## BEGIN RECORDS TO PROCESS

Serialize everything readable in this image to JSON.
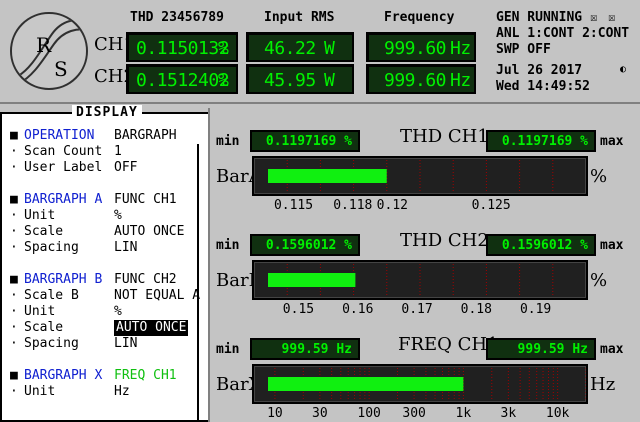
{
  "header": {
    "thd_title": "THD 23456789",
    "rms_title": "Input RMS",
    "freq_title": "Frequency",
    "ch1_label": "CH1",
    "ch2_label": "CH2",
    "ch1": {
      "thd": "0.1150132",
      "thd_unit": "%",
      "rms": "46.22",
      "rms_unit": "W",
      "freq": "999.60",
      "freq_unit": "Hz"
    },
    "ch2": {
      "thd": "0.1512402",
      "thd_unit": "%",
      "rms": "45.95",
      "rms_unit": "W",
      "freq": "999.60",
      "freq_unit": "Hz"
    },
    "gen_status": "GEN RUNNING",
    "anl_status": "ANL 1:CONT 2:CONT",
    "swp_status": "SWP OFF",
    "date": "Jul 26 2017",
    "time": "Wed 14:49:52",
    "logo_text": "R S"
  },
  "menu": {
    "title": "DISPLAY",
    "rows": [
      {
        "bullet": "■",
        "key": "OPERATION",
        "value": "BARGRAPH",
        "key_color": "blue"
      },
      {
        "bullet": "·",
        "key": "Scan Count",
        "value": "1"
      },
      {
        "bullet": "·",
        "key": "User Label",
        "value": "OFF"
      },
      {
        "bullet": "■",
        "key": "BARGRAPH A",
        "value": "FUNC CH1",
        "key_color": "blue"
      },
      {
        "bullet": "·",
        "key": "Unit",
        "value": "%"
      },
      {
        "bullet": "·",
        "key": "Scale",
        "value": "AUTO ONCE"
      },
      {
        "bullet": "·",
        "key": "Spacing",
        "value": "LIN"
      },
      {
        "bullet": "■",
        "key": "BARGRAPH B",
        "value": "FUNC CH2",
        "key_color": "blue"
      },
      {
        "bullet": "·",
        "key": "Scale B",
        "value": "NOT EQUAL A"
      },
      {
        "bullet": "·",
        "key": "Unit",
        "value": "%"
      },
      {
        "bullet": "·",
        "key": "Scale",
        "value": "AUTO ONCE",
        "selected": true
      },
      {
        "bullet": "·",
        "key": "Spacing",
        "value": "LIN"
      },
      {
        "bullet": "■",
        "key": "BARGRAPH X",
        "value": "FREQ CH1",
        "key_color": "blue",
        "value_color": "green"
      },
      {
        "bullet": "·",
        "key": "Unit",
        "value": "Hz"
      }
    ]
  },
  "bargraphs": [
    {
      "name": "BarA",
      "title": "THD  CH1",
      "unit": "%",
      "min_label": "min",
      "max_label": "max",
      "min_value": "0.1197169 %",
      "max_value": "0.1197169 %",
      "value": 0.1197169,
      "scale_min": 0.113,
      "scale_max": 0.1298,
      "log": false,
      "ticks": [
        "0.115",
        "0.118",
        "0.12",
        "0.125"
      ],
      "tick_values": [
        0.115,
        0.118,
        0.12,
        0.125
      ]
    },
    {
      "name": "BarB",
      "title": "THD  CH2",
      "unit": "%",
      "min_label": "min",
      "max_label": "max",
      "min_value": "0.1596012 %",
      "max_value": "0.1596012 %",
      "value": 0.1596012,
      "scale_min": 0.1425,
      "scale_max": 0.1985,
      "log": false,
      "ticks": [
        "0.15",
        "0.16",
        "0.17",
        "0.18",
        "0.19"
      ],
      "tick_values": [
        0.15,
        0.16,
        0.17,
        0.18,
        0.19
      ]
    },
    {
      "name": "BarX",
      "title": "FREQ CH1",
      "unit": "Hz",
      "min_label": "min",
      "max_label": "max",
      "min_value": "999.59  Hz",
      "max_value": "999.59  Hz",
      "value": 999.59,
      "scale_min": 6.0,
      "scale_max": 20000,
      "log": true,
      "ticks": [
        "10",
        "30",
        "100",
        "300",
        "1k",
        "3k",
        "10k"
      ],
      "tick_values": [
        10,
        30,
        100,
        300,
        1000,
        3000,
        10000
      ]
    }
  ],
  "colors": {
    "lcd_bg": "#103010",
    "lcd_text": "#00f000",
    "bar_fill": "#10f010",
    "grid": "#a00000"
  }
}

## END RECORDS TO PROCESS

== YOUR INSTRUCTIONS ==
Give every record back exactly as it reads, with no images.

== EXPECTED ANSWER ==
Serialize everything readable in this image to JSON.
{
  "header": {
    "thd_title": "THD 23456789",
    "rms_title": "Input RMS",
    "freq_title": "Frequency",
    "ch1_label": "CH1",
    "ch2_label": "CH2",
    "ch1": {
      "thd": "0.1150132",
      "thd_unit": "%",
      "rms": "46.22",
      "rms_unit": "W",
      "freq": "999.60",
      "freq_unit": "Hz"
    },
    "ch2": {
      "thd": "0.1512402",
      "thd_unit": "%",
      "rms": "45.95",
      "rms_unit": "W",
      "freq": "999.60",
      "freq_unit": "Hz"
    },
    "gen_status": "GEN RUNNING",
    "anl_status": "ANL 1:CONT 2:CONT",
    "swp_status": "SWP OFF",
    "date": "Jul 26 2017",
    "time": "Wed 14:49:52",
    "logo_text": "R S"
  },
  "menu": {
    "title": "DISPLAY",
    "rows": [
      {
        "bullet": "■",
        "key": "OPERATION",
        "value": "BARGRAPH",
        "key_color": "blue"
      },
      {
        "bullet": "·",
        "key": "Scan Count",
        "value": "1"
      },
      {
        "bullet": "·",
        "key": "User Label",
        "value": "OFF"
      },
      {
        "bullet": "■",
        "key": "BARGRAPH A",
        "value": "FUNC CH1",
        "key_color": "blue"
      },
      {
        "bullet": "·",
        "key": "Unit",
        "value": "%"
      },
      {
        "bullet": "·",
        "key": "Scale",
        "value": "AUTO ONCE"
      },
      {
        "bullet": "·",
        "key": "Spacing",
        "value": "LIN"
      },
      {
        "bullet": "■",
        "key": "BARGRAPH B",
        "value": "FUNC CH2",
        "key_color": "blue"
      },
      {
        "bullet": "·",
        "key": "Scale B",
        "value": "NOT EQUAL A"
      },
      {
        "bullet": "·",
        "key": "Unit",
        "value": "%"
      },
      {
        "bullet": "·",
        "key": "Scale",
        "value": "AUTO ONCE",
        "selected": true
      },
      {
        "bullet": "·",
        "key": "Spacing",
        "value": "LIN"
      },
      {
        "bullet": "■",
        "key": "BARGRAPH X",
        "value": "FREQ CH1",
        "key_color": "blue",
        "value_color": "green"
      },
      {
        "bullet": "·",
        "key": "Unit",
        "value": "Hz"
      }
    ]
  },
  "bargraphs": [
    {
      "name": "BarA",
      "title": "THD  CH1",
      "unit": "%",
      "min_label": "min",
      "max_label": "max",
      "min_value": "0.1197169 %",
      "max_value": "0.1197169 %",
      "value": 0.1197169,
      "scale_min": 0.113,
      "scale_max": 0.1298,
      "log": false,
      "ticks": [
        "0.115",
        "0.118",
        "0.12",
        "0.125"
      ],
      "tick_values": [
        0.115,
        0.118,
        0.12,
        0.125
      ]
    },
    {
      "name": "BarB",
      "title": "THD  CH2",
      "unit": "%",
      "min_label": "min",
      "max_label": "max",
      "min_value": "0.1596012 %",
      "max_value": "0.1596012 %",
      "value": 0.1596012,
      "scale_min": 0.1425,
      "scale_max": 0.1985,
      "log": false,
      "ticks": [
        "0.15",
        "0.16",
        "0.17",
        "0.18",
        "0.19"
      ],
      "tick_values": [
        0.15,
        0.16,
        0.17,
        0.18,
        0.19
      ]
    },
    {
      "name": "BarX",
      "title": "FREQ CH1",
      "unit": "Hz",
      "min_label": "min",
      "max_label": "max",
      "min_value": "999.59  Hz",
      "max_value": "999.59  Hz",
      "value": 999.59,
      "scale_min": 6.0,
      "scale_max": 20000,
      "log": true,
      "ticks": [
        "10",
        "30",
        "100",
        "300",
        "1k",
        "3k",
        "10k"
      ],
      "tick_values": [
        10,
        30,
        100,
        300,
        1000,
        3000,
        10000
      ]
    }
  ],
  "colors": {
    "lcd_bg": "#103010",
    "lcd_text": "#00f000",
    "bar_fill": "#10f010",
    "grid": "#a00000"
  }
}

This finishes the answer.